### TASK PROMPT
Give the data again exactly as written, skipping any pictures.

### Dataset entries
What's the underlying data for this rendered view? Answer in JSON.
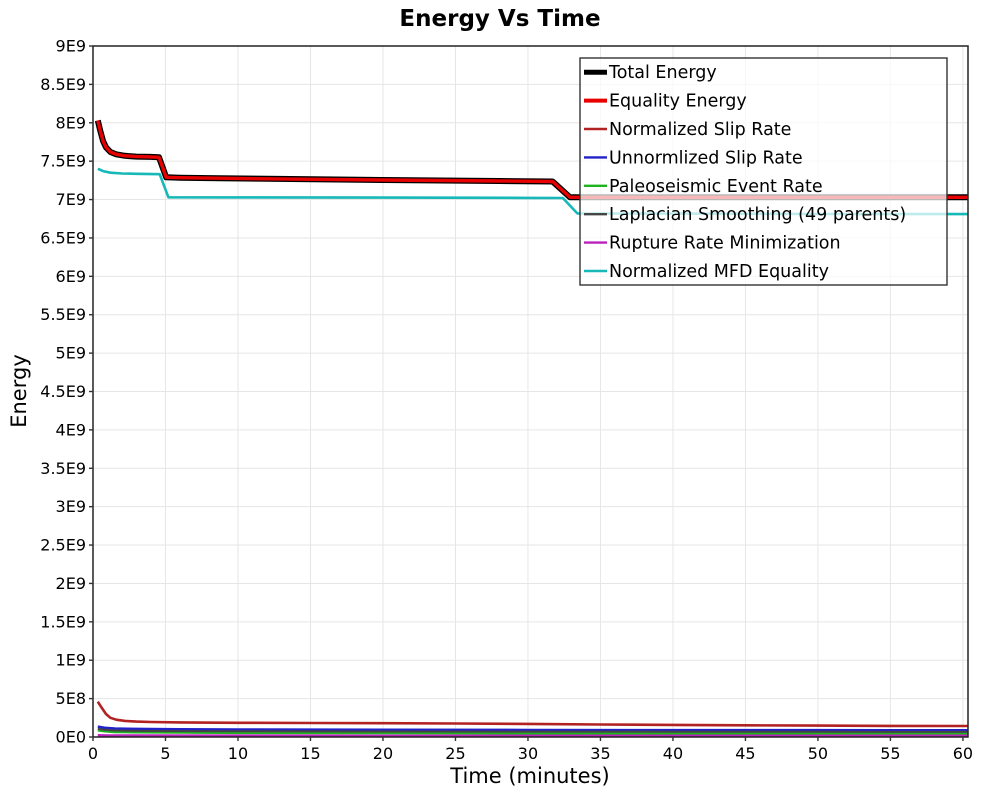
{
  "chart_data": {
    "type": "line",
    "title": "Energy Vs Time",
    "xlabel": "Time (minutes)",
    "ylabel": "Energy",
    "xlim": [
      0,
      60.35
    ],
    "ylim": [
      0,
      9000000000
    ],
    "y_unit": 1000000000,
    "grid": true,
    "x_tick_values": [
      0,
      5,
      10,
      15,
      20,
      25,
      30,
      35,
      40,
      45,
      50,
      55,
      60
    ],
    "x_tick_labels": [
      "0",
      "5",
      "10",
      "15",
      "20",
      "25",
      "30",
      "35",
      "40",
      "45",
      "50",
      "55",
      "60"
    ],
    "y_tick_values": [
      0,
      0.5,
      1,
      1.5,
      2,
      2.5,
      3,
      3.5,
      4,
      4.5,
      5,
      5.5,
      6,
      6.5,
      7,
      7.5,
      8,
      8.5,
      9
    ],
    "y_tick_labels": [
      "0E0",
      "5E8",
      "1E9",
      "1.5E9",
      "2E9",
      "2.5E9",
      "3E9",
      "3.5E9",
      "4E9",
      "4.5E9",
      "5E9",
      "5.5E9",
      "6E9",
      "6.5E9",
      "7E9",
      "7.5E9",
      "8E9",
      "8.5E9",
      "9E9"
    ],
    "legend_position": "top-right-inside",
    "colors": {
      "grid": "#e6e6e6",
      "plot_border": "#222222",
      "tick": "#333333",
      "legend_border": "#333333",
      "legend_fill": "rgba(255,255,255,0.72)"
    },
    "series": [
      {
        "name": "Total Energy",
        "color": "#000000",
        "width": 6,
        "points": [
          [
            0.33,
            8.03
          ],
          [
            0.5,
            7.9
          ],
          [
            0.7,
            7.76
          ],
          [
            0.9,
            7.68
          ],
          [
            1.2,
            7.62
          ],
          [
            1.6,
            7.59
          ],
          [
            2.2,
            7.57
          ],
          [
            3,
            7.56
          ],
          [
            4,
            7.555
          ],
          [
            4.55,
            7.55
          ],
          [
            5.05,
            7.29
          ],
          [
            6,
            7.285
          ],
          [
            8,
            7.28
          ],
          [
            12,
            7.27
          ],
          [
            16,
            7.262
          ],
          [
            20,
            7.255
          ],
          [
            24,
            7.248
          ],
          [
            28,
            7.242
          ],
          [
            31.7,
            7.235
          ],
          [
            32.9,
            7.03
          ],
          [
            36,
            7.03
          ],
          [
            40,
            7.03
          ],
          [
            45,
            7.03
          ],
          [
            50,
            7.03
          ],
          [
            55,
            7.03
          ],
          [
            60.34,
            7.03
          ]
        ]
      },
      {
        "name": "Equality Energy",
        "color": "#e80000",
        "width": 3.4,
        "points": [
          [
            0.33,
            8.03
          ],
          [
            0.5,
            7.9
          ],
          [
            0.7,
            7.76
          ],
          [
            0.9,
            7.68
          ],
          [
            1.2,
            7.62
          ],
          [
            1.6,
            7.59
          ],
          [
            2.2,
            7.57
          ],
          [
            3,
            7.56
          ],
          [
            4,
            7.555
          ],
          [
            4.55,
            7.55
          ],
          [
            5.05,
            7.29
          ],
          [
            6,
            7.285
          ],
          [
            8,
            7.28
          ],
          [
            12,
            7.27
          ],
          [
            16,
            7.262
          ],
          [
            20,
            7.255
          ],
          [
            24,
            7.248
          ],
          [
            28,
            7.242
          ],
          [
            31.7,
            7.235
          ],
          [
            32.9,
            7.03
          ],
          [
            36,
            7.03
          ],
          [
            40,
            7.03
          ],
          [
            45,
            7.03
          ],
          [
            50,
            7.03
          ],
          [
            55,
            7.03
          ],
          [
            60.34,
            7.03
          ]
        ]
      },
      {
        "name": "Normalized Slip Rate",
        "color": "#b22222",
        "width": 2.6,
        "points": [
          [
            0.33,
            0.46
          ],
          [
            0.6,
            0.38
          ],
          [
            0.9,
            0.3
          ],
          [
            1.2,
            0.25
          ],
          [
            1.6,
            0.225
          ],
          [
            2.2,
            0.21
          ],
          [
            3,
            0.2
          ],
          [
            4,
            0.195
          ],
          [
            6,
            0.19
          ],
          [
            10,
            0.185
          ],
          [
            15,
            0.182
          ],
          [
            20,
            0.18
          ],
          [
            25,
            0.176
          ],
          [
            30,
            0.17
          ],
          [
            35,
            0.163
          ],
          [
            40,
            0.158
          ],
          [
            45,
            0.152
          ],
          [
            50,
            0.148
          ],
          [
            55,
            0.145
          ],
          [
            60.34,
            0.143
          ]
        ]
      },
      {
        "name": "Unnormlized Slip Rate",
        "color": "#2222c8",
        "width": 2.6,
        "points": [
          [
            0.33,
            0.135
          ],
          [
            0.8,
            0.12
          ],
          [
            1.5,
            0.11
          ],
          [
            3,
            0.105
          ],
          [
            6,
            0.1
          ],
          [
            10,
            0.098
          ],
          [
            20,
            0.094
          ],
          [
            30,
            0.091
          ],
          [
            40,
            0.089
          ],
          [
            50,
            0.088
          ],
          [
            60.34,
            0.087
          ]
        ]
      },
      {
        "name": "Paleoseismic Event Rate",
        "color": "#1eb41e",
        "width": 2.6,
        "points": [
          [
            0.33,
            0.088
          ],
          [
            0.8,
            0.075
          ],
          [
            1.5,
            0.067
          ],
          [
            3,
            0.062
          ],
          [
            6,
            0.058
          ],
          [
            10,
            0.055
          ],
          [
            20,
            0.052
          ],
          [
            30,
            0.05
          ],
          [
            40,
            0.049
          ],
          [
            50,
            0.048
          ],
          [
            60.34,
            0.047
          ]
        ]
      },
      {
        "name": "Laplacian Smoothing (49 parents)",
        "color": "#454545",
        "width": 2,
        "points": [
          [
            0.33,
            0.105
          ],
          [
            0.8,
            0.092
          ],
          [
            1.5,
            0.085
          ],
          [
            3,
            0.08
          ],
          [
            6,
            0.077
          ],
          [
            10,
            0.075
          ],
          [
            20,
            0.072
          ],
          [
            30,
            0.07
          ],
          [
            40,
            0.069
          ],
          [
            50,
            0.068
          ],
          [
            60.34,
            0.067
          ]
        ]
      },
      {
        "name": "Rupture Rate Minimization",
        "color": "#bb22bb",
        "width": 2.6,
        "points": [
          [
            0.33,
            0.022
          ],
          [
            1,
            0.019
          ],
          [
            3,
            0.018
          ],
          [
            10,
            0.017
          ],
          [
            20,
            0.016
          ],
          [
            30,
            0.016
          ],
          [
            40,
            0.0155
          ],
          [
            50,
            0.015
          ],
          [
            60.34,
            0.015
          ]
        ]
      },
      {
        "name": "Normalized MFD Equality",
        "color": "#16b8b8",
        "width": 2.6,
        "points": [
          [
            0.33,
            7.4
          ],
          [
            0.7,
            7.37
          ],
          [
            1.2,
            7.35
          ],
          [
            2,
            7.34
          ],
          [
            3,
            7.335
          ],
          [
            4.6,
            7.33
          ],
          [
            5.2,
            7.03
          ],
          [
            10,
            7.028
          ],
          [
            20,
            7.025
          ],
          [
            30,
            7.022
          ],
          [
            32.4,
            7.02
          ],
          [
            33.4,
            6.82
          ],
          [
            40,
            6.817
          ],
          [
            50,
            6.812
          ],
          [
            60.34,
            6.81
          ]
        ]
      }
    ]
  }
}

### THE REPLY
What's the underlying data for this rendered view? Answer in JSON.
{
  "chart_data": {
    "type": "line",
    "title": "Energy Vs Time",
    "xlabel": "Time (minutes)",
    "ylabel": "Energy",
    "xlim": [
      0,
      60.35
    ],
    "ylim": [
      0,
      9000000000
    ],
    "y_unit": 1000000000,
    "grid": true,
    "x_tick_values": [
      0,
      5,
      10,
      15,
      20,
      25,
      30,
      35,
      40,
      45,
      50,
      55,
      60
    ],
    "x_tick_labels": [
      "0",
      "5",
      "10",
      "15",
      "20",
      "25",
      "30",
      "35",
      "40",
      "45",
      "50",
      "55",
      "60"
    ],
    "y_tick_values": [
      0,
      0.5,
      1,
      1.5,
      2,
      2.5,
      3,
      3.5,
      4,
      4.5,
      5,
      5.5,
      6,
      6.5,
      7,
      7.5,
      8,
      8.5,
      9
    ],
    "y_tick_labels": [
      "0E0",
      "5E8",
      "1E9",
      "1.5E9",
      "2E9",
      "2.5E9",
      "3E9",
      "3.5E9",
      "4E9",
      "4.5E9",
      "5E9",
      "5.5E9",
      "6E9",
      "6.5E9",
      "7E9",
      "7.5E9",
      "8E9",
      "8.5E9",
      "9E9"
    ],
    "legend_position": "top-right-inside",
    "colors": {
      "grid": "#e6e6e6",
      "plot_border": "#222222",
      "tick": "#333333",
      "legend_border": "#333333",
      "legend_fill": "rgba(255,255,255,0.72)"
    },
    "series": [
      {
        "name": "Total Energy",
        "color": "#000000",
        "width": 6,
        "points": [
          [
            0.33,
            8.03
          ],
          [
            0.5,
            7.9
          ],
          [
            0.7,
            7.76
          ],
          [
            0.9,
            7.68
          ],
          [
            1.2,
            7.62
          ],
          [
            1.6,
            7.59
          ],
          [
            2.2,
            7.57
          ],
          [
            3,
            7.56
          ],
          [
            4,
            7.555
          ],
          [
            4.55,
            7.55
          ],
          [
            5.05,
            7.29
          ],
          [
            6,
            7.285
          ],
          [
            8,
            7.28
          ],
          [
            12,
            7.27
          ],
          [
            16,
            7.262
          ],
          [
            20,
            7.255
          ],
          [
            24,
            7.248
          ],
          [
            28,
            7.242
          ],
          [
            31.7,
            7.235
          ],
          [
            32.9,
            7.03
          ],
          [
            36,
            7.03
          ],
          [
            40,
            7.03
          ],
          [
            45,
            7.03
          ],
          [
            50,
            7.03
          ],
          [
            55,
            7.03
          ],
          [
            60.34,
            7.03
          ]
        ]
      },
      {
        "name": "Equality Energy",
        "color": "#e80000",
        "width": 3.4,
        "points": [
          [
            0.33,
            8.03
          ],
          [
            0.5,
            7.9
          ],
          [
            0.7,
            7.76
          ],
          [
            0.9,
            7.68
          ],
          [
            1.2,
            7.62
          ],
          [
            1.6,
            7.59
          ],
          [
            2.2,
            7.57
          ],
          [
            3,
            7.56
          ],
          [
            4,
            7.555
          ],
          [
            4.55,
            7.55
          ],
          [
            5.05,
            7.29
          ],
          [
            6,
            7.285
          ],
          [
            8,
            7.28
          ],
          [
            12,
            7.27
          ],
          [
            16,
            7.262
          ],
          [
            20,
            7.255
          ],
          [
            24,
            7.248
          ],
          [
            28,
            7.242
          ],
          [
            31.7,
            7.235
          ],
          [
            32.9,
            7.03
          ],
          [
            36,
            7.03
          ],
          [
            40,
            7.03
          ],
          [
            45,
            7.03
          ],
          [
            50,
            7.03
          ],
          [
            55,
            7.03
          ],
          [
            60.34,
            7.03
          ]
        ]
      },
      {
        "name": "Normalized Slip Rate",
        "color": "#b22222",
        "width": 2.6,
        "points": [
          [
            0.33,
            0.46
          ],
          [
            0.6,
            0.38
          ],
          [
            0.9,
            0.3
          ],
          [
            1.2,
            0.25
          ],
          [
            1.6,
            0.225
          ],
          [
            2.2,
            0.21
          ],
          [
            3,
            0.2
          ],
          [
            4,
            0.195
          ],
          [
            6,
            0.19
          ],
          [
            10,
            0.185
          ],
          [
            15,
            0.182
          ],
          [
            20,
            0.18
          ],
          [
            25,
            0.176
          ],
          [
            30,
            0.17
          ],
          [
            35,
            0.163
          ],
          [
            40,
            0.158
          ],
          [
            45,
            0.152
          ],
          [
            50,
            0.148
          ],
          [
            55,
            0.145
          ],
          [
            60.34,
            0.143
          ]
        ]
      },
      {
        "name": "Unnormlized Slip Rate",
        "color": "#2222c8",
        "width": 2.6,
        "points": [
          [
            0.33,
            0.135
          ],
          [
            0.8,
            0.12
          ],
          [
            1.5,
            0.11
          ],
          [
            3,
            0.105
          ],
          [
            6,
            0.1
          ],
          [
            10,
            0.098
          ],
          [
            20,
            0.094
          ],
          [
            30,
            0.091
          ],
          [
            40,
            0.089
          ],
          [
            50,
            0.088
          ],
          [
            60.34,
            0.087
          ]
        ]
      },
      {
        "name": "Paleoseismic Event Rate",
        "color": "#1eb41e",
        "width": 2.6,
        "points": [
          [
            0.33,
            0.088
          ],
          [
            0.8,
            0.075
          ],
          [
            1.5,
            0.067
          ],
          [
            3,
            0.062
          ],
          [
            6,
            0.058
          ],
          [
            10,
            0.055
          ],
          [
            20,
            0.052
          ],
          [
            30,
            0.05
          ],
          [
            40,
            0.049
          ],
          [
            50,
            0.048
          ],
          [
            60.34,
            0.047
          ]
        ]
      },
      {
        "name": "Laplacian Smoothing (49 parents)",
        "color": "#454545",
        "width": 2,
        "points": [
          [
            0.33,
            0.105
          ],
          [
            0.8,
            0.092
          ],
          [
            1.5,
            0.085
          ],
          [
            3,
            0.08
          ],
          [
            6,
            0.077
          ],
          [
            10,
            0.075
          ],
          [
            20,
            0.072
          ],
          [
            30,
            0.07
          ],
          [
            40,
            0.069
          ],
          [
            50,
            0.068
          ],
          [
            60.34,
            0.067
          ]
        ]
      },
      {
        "name": "Rupture Rate Minimization",
        "color": "#bb22bb",
        "width": 2.6,
        "points": [
          [
            0.33,
            0.022
          ],
          [
            1,
            0.019
          ],
          [
            3,
            0.018
          ],
          [
            10,
            0.017
          ],
          [
            20,
            0.016
          ],
          [
            30,
            0.016
          ],
          [
            40,
            0.0155
          ],
          [
            50,
            0.015
          ],
          [
            60.34,
            0.015
          ]
        ]
      },
      {
        "name": "Normalized MFD Equality",
        "color": "#16b8b8",
        "width": 2.6,
        "points": [
          [
            0.33,
            7.4
          ],
          [
            0.7,
            7.37
          ],
          [
            1.2,
            7.35
          ],
          [
            2,
            7.34
          ],
          [
            3,
            7.335
          ],
          [
            4.6,
            7.33
          ],
          [
            5.2,
            7.03
          ],
          [
            10,
            7.028
          ],
          [
            20,
            7.025
          ],
          [
            30,
            7.022
          ],
          [
            32.4,
            7.02
          ],
          [
            33.4,
            6.82
          ],
          [
            40,
            6.817
          ],
          [
            50,
            6.812
          ],
          [
            60.34,
            6.81
          ]
        ]
      }
    ]
  }
}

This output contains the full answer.